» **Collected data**
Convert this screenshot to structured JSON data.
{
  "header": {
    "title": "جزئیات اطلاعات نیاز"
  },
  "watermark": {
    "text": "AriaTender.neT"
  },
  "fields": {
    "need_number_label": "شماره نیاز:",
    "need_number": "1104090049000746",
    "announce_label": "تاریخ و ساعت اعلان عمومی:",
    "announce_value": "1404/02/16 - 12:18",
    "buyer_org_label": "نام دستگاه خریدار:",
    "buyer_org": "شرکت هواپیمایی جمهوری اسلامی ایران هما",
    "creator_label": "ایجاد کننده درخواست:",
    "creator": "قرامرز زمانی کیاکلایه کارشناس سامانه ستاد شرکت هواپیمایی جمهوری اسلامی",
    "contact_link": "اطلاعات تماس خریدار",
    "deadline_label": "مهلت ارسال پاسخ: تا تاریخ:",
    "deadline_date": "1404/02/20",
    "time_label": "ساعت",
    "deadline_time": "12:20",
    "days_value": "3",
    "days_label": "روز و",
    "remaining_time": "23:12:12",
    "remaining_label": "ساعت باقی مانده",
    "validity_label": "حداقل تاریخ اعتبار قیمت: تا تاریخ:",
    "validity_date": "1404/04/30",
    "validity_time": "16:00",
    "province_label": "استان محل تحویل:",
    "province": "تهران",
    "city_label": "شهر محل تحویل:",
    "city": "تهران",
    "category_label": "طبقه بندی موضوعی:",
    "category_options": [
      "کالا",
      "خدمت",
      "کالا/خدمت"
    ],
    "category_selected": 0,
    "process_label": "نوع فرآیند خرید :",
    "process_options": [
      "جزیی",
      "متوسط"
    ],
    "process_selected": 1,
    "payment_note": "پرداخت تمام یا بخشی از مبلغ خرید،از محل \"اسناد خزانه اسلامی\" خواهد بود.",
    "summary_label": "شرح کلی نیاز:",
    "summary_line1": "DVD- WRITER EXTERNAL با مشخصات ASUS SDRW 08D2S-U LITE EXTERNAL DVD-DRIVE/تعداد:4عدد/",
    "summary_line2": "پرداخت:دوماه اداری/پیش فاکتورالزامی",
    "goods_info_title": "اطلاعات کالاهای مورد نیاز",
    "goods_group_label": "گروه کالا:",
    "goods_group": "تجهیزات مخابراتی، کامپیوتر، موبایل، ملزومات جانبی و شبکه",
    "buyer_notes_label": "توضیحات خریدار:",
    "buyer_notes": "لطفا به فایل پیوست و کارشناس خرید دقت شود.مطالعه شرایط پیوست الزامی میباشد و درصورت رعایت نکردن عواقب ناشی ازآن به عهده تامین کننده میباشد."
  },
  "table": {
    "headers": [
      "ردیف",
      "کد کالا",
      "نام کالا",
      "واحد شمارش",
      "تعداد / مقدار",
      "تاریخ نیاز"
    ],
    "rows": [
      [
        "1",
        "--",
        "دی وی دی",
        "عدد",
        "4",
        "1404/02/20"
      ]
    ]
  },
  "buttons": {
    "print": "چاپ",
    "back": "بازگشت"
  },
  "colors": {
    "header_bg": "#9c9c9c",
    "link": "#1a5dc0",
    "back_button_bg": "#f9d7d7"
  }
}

» **WRITTEN PROBLEM**
Every entry above needs to be quoted exactly.

» **CORRECT RESPONSE**
Convert this screenshot to structured JSON data.
{
  "header": {
    "title": "جزئیات اطلاعات نیاز"
  },
  "watermark": {
    "text": "AriaTender.neT"
  },
  "fields": {
    "need_number_label": "شماره نیاز:",
    "need_number": "1104090049000746",
    "announce_label": "تاریخ و ساعت اعلان عمومی:",
    "announce_value": "1404/02/16 - 12:18",
    "buyer_org_label": "نام دستگاه خریدار:",
    "buyer_org": "شرکت هواپیمایی جمهوری اسلامی ایران هما",
    "creator_label": "ایجاد کننده درخواست:",
    "creator": "قرامرز زمانی کیاکلایه کارشناس سامانه ستاد شرکت هواپیمایی جمهوری اسلامی",
    "contact_link": "اطلاعات تماس خریدار",
    "deadline_label": "مهلت ارسال پاسخ: تا تاریخ:",
    "deadline_date": "1404/02/20",
    "time_label": "ساعت",
    "deadline_time": "12:20",
    "days_value": "3",
    "days_label": "روز و",
    "remaining_time": "23:12:12",
    "remaining_label": "ساعت باقی مانده",
    "validity_label": "حداقل تاریخ اعتبار قیمت: تا تاریخ:",
    "validity_date": "1404/04/30",
    "validity_time": "16:00",
    "province_label": "استان محل تحویل:",
    "province": "تهران",
    "city_label": "شهر محل تحویل:",
    "city": "تهران",
    "category_label": "طبقه بندی موضوعی:",
    "category_options": [
      "کالا",
      "خدمت",
      "کالا/خدمت"
    ],
    "category_selected": 0,
    "process_label": "نوع فرآیند خرید :",
    "process_options": [
      "جزیی",
      "متوسط"
    ],
    "process_selected": 1,
    "payment_note": "پرداخت تمام یا بخشی از مبلغ خرید،از محل \"اسناد خزانه اسلامی\" خواهد بود.",
    "summary_label": "شرح کلی نیاز:",
    "summary_line1": "DVD- WRITER EXTERNAL با مشخصات ASUS SDRW 08D2S-U LITE EXTERNAL DVD-DRIVE/تعداد:4عدد/",
    "summary_line2": "پرداخت:دوماه اداری/پیش فاکتورالزامی",
    "goods_info_title": "اطلاعات کالاهای مورد نیاز",
    "goods_group_label": "گروه کالا:",
    "goods_group": "تجهیزات مخابراتی، کامپیوتر، موبایل، ملزومات جانبی و شبکه",
    "buyer_notes_label": "توضیحات خریدار:",
    "buyer_notes": "لطفا به فایل پیوست و کارشناس خرید دقت شود.مطالعه شرایط پیوست الزامی میباشد و درصورت رعایت نکردن عواقب ناشی ازآن به عهده تامین کننده میباشد."
  },
  "table": {
    "headers": [
      "ردیف",
      "کد کالا",
      "نام کالا",
      "واحد شمارش",
      "تعداد / مقدار",
      "تاریخ نیاز"
    ],
    "rows": [
      [
        "1",
        "--",
        "دی وی دی",
        "عدد",
        "4",
        "1404/02/20"
      ]
    ]
  },
  "buttons": {
    "print": "چاپ",
    "back": "بازگشت"
  },
  "colors": {
    "header_bg": "#9c9c9c",
    "link": "#1a5dc0",
    "back_button_bg": "#f9d7d7"
  }
}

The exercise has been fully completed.